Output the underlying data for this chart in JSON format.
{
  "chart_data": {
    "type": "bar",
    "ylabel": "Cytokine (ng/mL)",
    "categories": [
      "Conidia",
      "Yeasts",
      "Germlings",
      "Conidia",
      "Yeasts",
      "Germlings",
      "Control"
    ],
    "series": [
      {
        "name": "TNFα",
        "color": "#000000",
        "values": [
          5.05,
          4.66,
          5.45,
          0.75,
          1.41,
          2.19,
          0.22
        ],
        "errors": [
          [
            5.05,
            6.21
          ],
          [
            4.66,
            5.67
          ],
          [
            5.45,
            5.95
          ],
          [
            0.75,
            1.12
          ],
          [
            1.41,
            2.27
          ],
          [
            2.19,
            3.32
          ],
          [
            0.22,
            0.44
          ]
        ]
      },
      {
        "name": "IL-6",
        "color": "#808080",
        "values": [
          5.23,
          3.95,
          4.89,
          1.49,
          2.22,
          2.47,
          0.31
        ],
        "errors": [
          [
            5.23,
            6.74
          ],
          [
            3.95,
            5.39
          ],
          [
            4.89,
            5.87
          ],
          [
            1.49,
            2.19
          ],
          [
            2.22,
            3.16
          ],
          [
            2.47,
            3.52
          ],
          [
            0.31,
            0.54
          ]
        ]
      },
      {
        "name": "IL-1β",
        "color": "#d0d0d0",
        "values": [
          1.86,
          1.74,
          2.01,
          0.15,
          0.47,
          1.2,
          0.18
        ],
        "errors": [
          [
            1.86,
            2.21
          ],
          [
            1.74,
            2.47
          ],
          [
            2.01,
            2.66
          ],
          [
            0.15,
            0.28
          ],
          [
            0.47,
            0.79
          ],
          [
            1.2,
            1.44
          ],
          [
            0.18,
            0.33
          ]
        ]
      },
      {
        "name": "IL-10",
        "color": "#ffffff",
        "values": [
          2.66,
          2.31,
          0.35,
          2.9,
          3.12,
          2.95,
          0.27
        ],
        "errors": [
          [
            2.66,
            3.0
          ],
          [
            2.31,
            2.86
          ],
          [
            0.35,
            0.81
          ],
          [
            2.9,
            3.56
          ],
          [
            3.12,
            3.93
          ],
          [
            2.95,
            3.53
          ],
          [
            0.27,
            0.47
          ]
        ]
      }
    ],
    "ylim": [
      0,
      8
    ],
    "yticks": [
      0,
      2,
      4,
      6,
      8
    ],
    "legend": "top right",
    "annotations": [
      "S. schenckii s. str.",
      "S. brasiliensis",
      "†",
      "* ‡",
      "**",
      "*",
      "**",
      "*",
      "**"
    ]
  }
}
# # #
- [EXERCISE PROMPT]: Print the records once more, exactly as they were given.

- [SOLUTION TO THIS TASK]:
Output the underlying data for this chart in JSON format.
{
  "chart_data": {
    "type": "bar",
    "ylabel": "Cytokine (ng/mL)",
    "categories": [
      "Conidia",
      "Yeasts",
      "Germlings",
      "Conidia",
      "Yeasts",
      "Germlings",
      "Control"
    ],
    "series": [
      {
        "name": "TNFα",
        "color": "#000000",
        "values": [
          5.05,
          4.66,
          5.45,
          0.75,
          1.41,
          2.19,
          0.22
        ],
        "errors": [
          [
            5.05,
            6.21
          ],
          [
            4.66,
            5.67
          ],
          [
            5.45,
            5.95
          ],
          [
            0.75,
            1.12
          ],
          [
            1.41,
            2.27
          ],
          [
            2.19,
            3.32
          ],
          [
            0.22,
            0.44
          ]
        ]
      },
      {
        "name": "IL-6",
        "color": "#808080",
        "values": [
          5.23,
          3.95,
          4.89,
          1.49,
          2.22,
          2.47,
          0.31
        ],
        "errors": [
          [
            5.23,
            6.74
          ],
          [
            3.95,
            5.39
          ],
          [
            4.89,
            5.87
          ],
          [
            1.49,
            2.19
          ],
          [
            2.22,
            3.16
          ],
          [
            2.47,
            3.52
          ],
          [
            0.31,
            0.54
          ]
        ]
      },
      {
        "name": "IL-1β",
        "color": "#d0d0d0",
        "values": [
          1.86,
          1.74,
          2.01,
          0.15,
          0.47,
          1.2,
          0.18
        ],
        "errors": [
          [
            1.86,
            2.21
          ],
          [
            1.74,
            2.47
          ],
          [
            2.01,
            2.66
          ],
          [
            0.15,
            0.28
          ],
          [
            0.47,
            0.79
          ],
          [
            1.2,
            1.44
          ],
          [
            0.18,
            0.33
          ]
        ]
      },
      {
        "name": "IL-10",
        "color": "#ffffff",
        "values": [
          2.66,
          2.31,
          0.35,
          2.9,
          3.12,
          2.95,
          0.27
        ],
        "errors": [
          [
            2.66,
            3.0
          ],
          [
            2.31,
            2.86
          ],
          [
            0.35,
            0.81
          ],
          [
            2.9,
            3.56
          ],
          [
            3.12,
            3.93
          ],
          [
            2.95,
            3.53
          ],
          [
            0.27,
            0.47
          ]
        ]
      }
    ],
    "ylim": [
      0,
      8
    ],
    "yticks": [
      0,
      2,
      4,
      6,
      8
    ],
    "legend": "top right",
    "annotations": [
      "S. schenckii s. str.",
      "S. brasiliensis",
      "†",
      "* ‡",
      "**",
      "*",
      "**",
      "*",
      "**"
    ]
  }
}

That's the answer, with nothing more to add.